Request =>
Each record is to be transcribed exactly.

┌─ Material for this task

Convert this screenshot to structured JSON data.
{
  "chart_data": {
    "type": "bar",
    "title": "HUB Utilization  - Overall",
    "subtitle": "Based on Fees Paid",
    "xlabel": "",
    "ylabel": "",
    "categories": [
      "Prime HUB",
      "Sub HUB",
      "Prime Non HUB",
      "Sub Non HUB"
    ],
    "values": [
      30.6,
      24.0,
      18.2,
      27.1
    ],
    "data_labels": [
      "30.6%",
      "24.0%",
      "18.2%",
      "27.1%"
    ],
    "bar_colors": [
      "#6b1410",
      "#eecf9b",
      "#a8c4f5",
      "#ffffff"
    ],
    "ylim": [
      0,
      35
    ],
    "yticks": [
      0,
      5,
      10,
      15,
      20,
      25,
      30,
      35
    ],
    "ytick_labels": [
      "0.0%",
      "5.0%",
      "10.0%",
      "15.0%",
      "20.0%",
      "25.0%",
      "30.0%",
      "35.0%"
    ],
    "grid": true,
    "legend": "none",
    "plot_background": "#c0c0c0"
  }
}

└─

Result of this exercise =>
Convert this screenshot to structured JSON data.
{
  "chart_data": {
    "type": "bar",
    "title": "HUB Utilization  - Overall",
    "subtitle": "Based on Fees Paid",
    "xlabel": "",
    "ylabel": "",
    "categories": [
      "Prime HUB",
      "Sub HUB",
      "Prime Non HUB",
      "Sub Non HUB"
    ],
    "values": [
      30.6,
      24.0,
      18.2,
      27.1
    ],
    "data_labels": [
      "30.6%",
      "24.0%",
      "18.2%",
      "27.1%"
    ],
    "bar_colors": [
      "#6b1410",
      "#eecf9b",
      "#a8c4f5",
      "#ffffff"
    ],
    "ylim": [
      0,
      35
    ],
    "yticks": [
      0,
      5,
      10,
      15,
      20,
      25,
      30,
      35
    ],
    "ytick_labels": [
      "0.0%",
      "5.0%",
      "10.0%",
      "15.0%",
      "20.0%",
      "25.0%",
      "30.0%",
      "35.0%"
    ],
    "grid": true,
    "legend": "none",
    "plot_background": "#c0c0c0"
  }
}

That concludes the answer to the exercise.